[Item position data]
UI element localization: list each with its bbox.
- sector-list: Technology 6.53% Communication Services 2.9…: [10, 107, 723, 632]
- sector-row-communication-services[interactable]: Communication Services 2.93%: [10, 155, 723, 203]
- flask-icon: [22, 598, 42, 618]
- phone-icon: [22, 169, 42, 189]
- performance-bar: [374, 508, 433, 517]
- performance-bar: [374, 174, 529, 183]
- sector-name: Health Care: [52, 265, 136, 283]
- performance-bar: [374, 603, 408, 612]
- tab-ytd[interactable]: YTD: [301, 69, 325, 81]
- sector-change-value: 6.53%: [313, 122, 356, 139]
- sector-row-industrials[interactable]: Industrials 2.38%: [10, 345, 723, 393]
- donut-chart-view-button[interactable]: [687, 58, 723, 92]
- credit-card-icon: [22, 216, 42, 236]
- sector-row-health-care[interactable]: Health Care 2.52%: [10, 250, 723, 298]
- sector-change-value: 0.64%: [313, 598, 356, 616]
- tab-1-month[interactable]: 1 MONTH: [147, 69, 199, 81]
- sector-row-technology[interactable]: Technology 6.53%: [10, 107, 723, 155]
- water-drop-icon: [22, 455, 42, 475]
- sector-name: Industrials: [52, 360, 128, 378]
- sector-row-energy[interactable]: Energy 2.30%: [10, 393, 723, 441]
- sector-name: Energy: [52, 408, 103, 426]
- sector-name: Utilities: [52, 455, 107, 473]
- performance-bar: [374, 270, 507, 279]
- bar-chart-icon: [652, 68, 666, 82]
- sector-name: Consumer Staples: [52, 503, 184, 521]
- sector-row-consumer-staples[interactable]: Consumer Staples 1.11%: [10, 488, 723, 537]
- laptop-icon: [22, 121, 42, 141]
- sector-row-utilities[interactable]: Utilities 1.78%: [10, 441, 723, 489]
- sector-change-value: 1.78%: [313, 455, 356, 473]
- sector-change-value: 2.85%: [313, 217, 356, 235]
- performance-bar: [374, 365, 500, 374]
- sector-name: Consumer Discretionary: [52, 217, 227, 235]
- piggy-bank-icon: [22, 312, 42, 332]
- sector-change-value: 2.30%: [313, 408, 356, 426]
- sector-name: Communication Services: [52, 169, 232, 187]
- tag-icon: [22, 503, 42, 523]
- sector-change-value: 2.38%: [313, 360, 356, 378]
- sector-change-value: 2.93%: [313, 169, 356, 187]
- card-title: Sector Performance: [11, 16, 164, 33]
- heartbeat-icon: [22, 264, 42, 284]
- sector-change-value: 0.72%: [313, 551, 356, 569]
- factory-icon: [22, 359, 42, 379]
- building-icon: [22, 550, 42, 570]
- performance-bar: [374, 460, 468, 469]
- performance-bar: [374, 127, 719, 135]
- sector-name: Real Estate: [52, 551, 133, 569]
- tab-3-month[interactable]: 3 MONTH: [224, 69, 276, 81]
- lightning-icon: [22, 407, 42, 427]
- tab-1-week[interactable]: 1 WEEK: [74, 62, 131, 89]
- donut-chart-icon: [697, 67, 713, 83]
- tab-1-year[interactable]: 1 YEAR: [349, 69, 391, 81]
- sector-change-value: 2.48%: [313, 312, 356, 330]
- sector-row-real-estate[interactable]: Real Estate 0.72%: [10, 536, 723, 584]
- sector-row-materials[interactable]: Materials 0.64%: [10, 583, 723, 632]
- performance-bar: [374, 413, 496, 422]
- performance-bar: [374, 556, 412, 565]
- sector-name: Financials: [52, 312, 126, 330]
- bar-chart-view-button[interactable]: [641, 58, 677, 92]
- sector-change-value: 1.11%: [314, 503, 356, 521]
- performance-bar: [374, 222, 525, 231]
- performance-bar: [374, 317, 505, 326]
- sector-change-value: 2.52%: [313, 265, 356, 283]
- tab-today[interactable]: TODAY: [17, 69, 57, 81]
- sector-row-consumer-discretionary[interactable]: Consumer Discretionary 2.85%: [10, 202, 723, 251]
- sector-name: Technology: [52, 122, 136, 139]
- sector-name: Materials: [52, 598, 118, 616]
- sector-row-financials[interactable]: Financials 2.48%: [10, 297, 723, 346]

- _STATED TASK_:
Reproduce the data from its first line through the line containing "- performance-bar: [374, 365, 500, 374]", replacing each instance of "sector-name" with "sector-label" and leaving everything else unchanged.

- _WRITTEN RESPONSE_:
UI element localization: list each with its bbox.
- sector-list: Technology 6.53% Communication Services 2.9…: [10, 107, 723, 632]
- sector-row-communication-services[interactable]: Communication Services 2.93%: [10, 155, 723, 203]
- flask-icon: [22, 598, 42, 618]
- phone-icon: [22, 169, 42, 189]
- performance-bar: [374, 508, 433, 517]
- performance-bar: [374, 174, 529, 183]
- sector-label: Health Care: [52, 265, 136, 283]
- performance-bar: [374, 603, 408, 612]
- tab-ytd[interactable]: YTD: [301, 69, 325, 81]
- sector-change-value: 6.53%: [313, 122, 356, 139]
- sector-row-industrials[interactable]: Industrials 2.38%: [10, 345, 723, 393]
- donut-chart-view-button[interactable]: [687, 58, 723, 92]
- credit-card-icon: [22, 216, 42, 236]
- sector-row-health-care[interactable]: Health Care 2.52%: [10, 250, 723, 298]
- sector-change-value: 0.64%: [313, 598, 356, 616]
- tab-1-month[interactable]: 1 MONTH: [147, 69, 199, 81]
- sector-row-technology[interactable]: Technology 6.53%: [10, 107, 723, 155]
- water-drop-icon: [22, 455, 42, 475]
- sector-label: Industrials: [52, 360, 128, 378]
- sector-row-energy[interactable]: Energy 2.30%: [10, 393, 723, 441]
- sector-label: Energy: [52, 408, 103, 426]
- sector-label: Utilities: [52, 455, 107, 473]
- performance-bar: [374, 270, 507, 279]
- bar-chart-icon: [652, 68, 666, 82]
- sector-label: Consumer Staples: [52, 503, 184, 521]
- sector-row-consumer-staples[interactable]: Consumer Staples 1.11%: [10, 488, 723, 537]
- laptop-icon: [22, 121, 42, 141]
- sector-row-utilities[interactable]: Utilities 1.78%: [10, 441, 723, 489]
- sector-change-value: 1.78%: [313, 455, 356, 473]
- sector-change-value: 2.85%: [313, 217, 356, 235]
- performance-bar: [374, 365, 500, 374]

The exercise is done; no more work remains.